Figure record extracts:

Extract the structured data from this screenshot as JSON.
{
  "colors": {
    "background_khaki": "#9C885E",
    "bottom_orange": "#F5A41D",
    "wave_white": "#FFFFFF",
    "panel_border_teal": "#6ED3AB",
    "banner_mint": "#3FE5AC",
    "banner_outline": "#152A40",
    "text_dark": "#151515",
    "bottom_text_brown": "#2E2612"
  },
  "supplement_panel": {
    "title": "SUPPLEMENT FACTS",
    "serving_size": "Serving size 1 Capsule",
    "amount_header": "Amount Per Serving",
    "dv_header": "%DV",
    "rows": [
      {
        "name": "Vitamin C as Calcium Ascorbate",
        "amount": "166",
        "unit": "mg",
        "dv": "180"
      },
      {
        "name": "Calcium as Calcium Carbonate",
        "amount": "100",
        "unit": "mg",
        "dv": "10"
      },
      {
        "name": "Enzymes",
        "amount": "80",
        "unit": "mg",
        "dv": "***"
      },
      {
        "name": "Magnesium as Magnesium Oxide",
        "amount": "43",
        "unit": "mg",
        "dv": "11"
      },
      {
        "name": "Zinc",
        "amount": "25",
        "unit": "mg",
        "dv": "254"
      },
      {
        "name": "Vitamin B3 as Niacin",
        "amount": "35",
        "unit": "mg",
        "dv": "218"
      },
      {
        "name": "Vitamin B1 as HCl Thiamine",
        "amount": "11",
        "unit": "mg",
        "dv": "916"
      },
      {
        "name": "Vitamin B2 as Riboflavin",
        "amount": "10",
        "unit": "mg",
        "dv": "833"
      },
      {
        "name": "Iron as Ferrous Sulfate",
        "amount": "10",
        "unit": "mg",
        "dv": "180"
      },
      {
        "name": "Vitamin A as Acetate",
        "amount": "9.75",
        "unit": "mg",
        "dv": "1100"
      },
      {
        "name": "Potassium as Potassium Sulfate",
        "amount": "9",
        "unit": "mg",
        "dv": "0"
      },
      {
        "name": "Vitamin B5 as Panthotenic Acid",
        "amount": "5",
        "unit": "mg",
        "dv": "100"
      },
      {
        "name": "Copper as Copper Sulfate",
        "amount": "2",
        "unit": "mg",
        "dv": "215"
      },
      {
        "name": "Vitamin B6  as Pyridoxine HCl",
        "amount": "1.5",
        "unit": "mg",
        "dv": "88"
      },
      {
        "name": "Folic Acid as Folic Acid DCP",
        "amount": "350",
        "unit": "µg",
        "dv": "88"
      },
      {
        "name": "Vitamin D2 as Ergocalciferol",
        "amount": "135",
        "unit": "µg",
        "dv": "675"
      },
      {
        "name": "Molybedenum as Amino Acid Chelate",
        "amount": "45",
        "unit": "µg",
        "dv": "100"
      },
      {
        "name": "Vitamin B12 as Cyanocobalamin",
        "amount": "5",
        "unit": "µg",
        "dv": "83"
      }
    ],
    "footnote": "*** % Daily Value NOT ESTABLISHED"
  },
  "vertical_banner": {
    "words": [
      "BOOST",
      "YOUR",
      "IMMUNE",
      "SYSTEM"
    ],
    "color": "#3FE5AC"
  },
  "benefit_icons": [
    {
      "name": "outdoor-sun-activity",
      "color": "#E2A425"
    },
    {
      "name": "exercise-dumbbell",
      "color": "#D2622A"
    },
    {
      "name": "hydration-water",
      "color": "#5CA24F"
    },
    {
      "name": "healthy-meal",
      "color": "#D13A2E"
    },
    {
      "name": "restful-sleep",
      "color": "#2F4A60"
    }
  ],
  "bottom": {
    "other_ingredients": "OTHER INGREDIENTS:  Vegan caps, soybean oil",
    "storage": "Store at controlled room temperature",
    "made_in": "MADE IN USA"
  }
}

EXERCISE DESCRIPTION => Word for word, give back the data shown above.

SOLUTION FOR THIS TASK =>
Extract the structured data from this screenshot as JSON.
{
  "colors": {
    "background_khaki": "#9C885E",
    "bottom_orange": "#F5A41D",
    "wave_white": "#FFFFFF",
    "panel_border_teal": "#6ED3AB",
    "banner_mint": "#3FE5AC",
    "banner_outline": "#152A40",
    "text_dark": "#151515",
    "bottom_text_brown": "#2E2612"
  },
  "supplement_panel": {
    "title": "SUPPLEMENT FACTS",
    "serving_size": "Serving size 1 Capsule",
    "amount_header": "Amount Per Serving",
    "dv_header": "%DV",
    "rows": [
      {
        "name": "Vitamin C as Calcium Ascorbate",
        "amount": "166",
        "unit": "mg",
        "dv": "180"
      },
      {
        "name": "Calcium as Calcium Carbonate",
        "amount": "100",
        "unit": "mg",
        "dv": "10"
      },
      {
        "name": "Enzymes",
        "amount": "80",
        "unit": "mg",
        "dv": "***"
      },
      {
        "name": "Magnesium as Magnesium Oxide",
        "amount": "43",
        "unit": "mg",
        "dv": "11"
      },
      {
        "name": "Zinc",
        "amount": "25",
        "unit": "mg",
        "dv": "254"
      },
      {
        "name": "Vitamin B3 as Niacin",
        "amount": "35",
        "unit": "mg",
        "dv": "218"
      },
      {
        "name": "Vitamin B1 as HCl Thiamine",
        "amount": "11",
        "unit": "mg",
        "dv": "916"
      },
      {
        "name": "Vitamin B2 as Riboflavin",
        "amount": "10",
        "unit": "mg",
        "dv": "833"
      },
      {
        "name": "Iron as Ferrous Sulfate",
        "amount": "10",
        "unit": "mg",
        "dv": "180"
      },
      {
        "name": "Vitamin A as Acetate",
        "amount": "9.75",
        "unit": "mg",
        "dv": "1100"
      },
      {
        "name": "Potassium as Potassium Sulfate",
        "amount": "9",
        "unit": "mg",
        "dv": "0"
      },
      {
        "name": "Vitamin B5 as Panthotenic Acid",
        "amount": "5",
        "unit": "mg",
        "dv": "100"
      },
      {
        "name": "Copper as Copper Sulfate",
        "amount": "2",
        "unit": "mg",
        "dv": "215"
      },
      {
        "name": "Vitamin B6  as Pyridoxine HCl",
        "amount": "1.5",
        "unit": "mg",
        "dv": "88"
      },
      {
        "name": "Folic Acid as Folic Acid DCP",
        "amount": "350",
        "unit": "µg",
        "dv": "88"
      },
      {
        "name": "Vitamin D2 as Ergocalciferol",
        "amount": "135",
        "unit": "µg",
        "dv": "675"
      },
      {
        "name": "Molybedenum as Amino Acid Chelate",
        "amount": "45",
        "unit": "µg",
        "dv": "100"
      },
      {
        "name": "Vitamin B12 as Cyanocobalamin",
        "amount": "5",
        "unit": "µg",
        "dv": "83"
      }
    ],
    "footnote": "*** % Daily Value NOT ESTABLISHED"
  },
  "vertical_banner": {
    "words": [
      "BOOST",
      "YOUR",
      "IMMUNE",
      "SYSTEM"
    ],
    "color": "#3FE5AC"
  },
  "benefit_icons": [
    {
      "name": "outdoor-sun-activity",
      "color": "#E2A425"
    },
    {
      "name": "exercise-dumbbell",
      "color": "#D2622A"
    },
    {
      "name": "hydration-water",
      "color": "#5CA24F"
    },
    {
      "name": "healthy-meal",
      "color": "#D13A2E"
    },
    {
      "name": "restful-sleep",
      "color": "#2F4A60"
    }
  ],
  "bottom": {
    "other_ingredients": "OTHER INGREDIENTS:  Vegan caps, soybean oil",
    "storage": "Store at controlled room temperature",
    "made_in": "MADE IN USA"
  }
}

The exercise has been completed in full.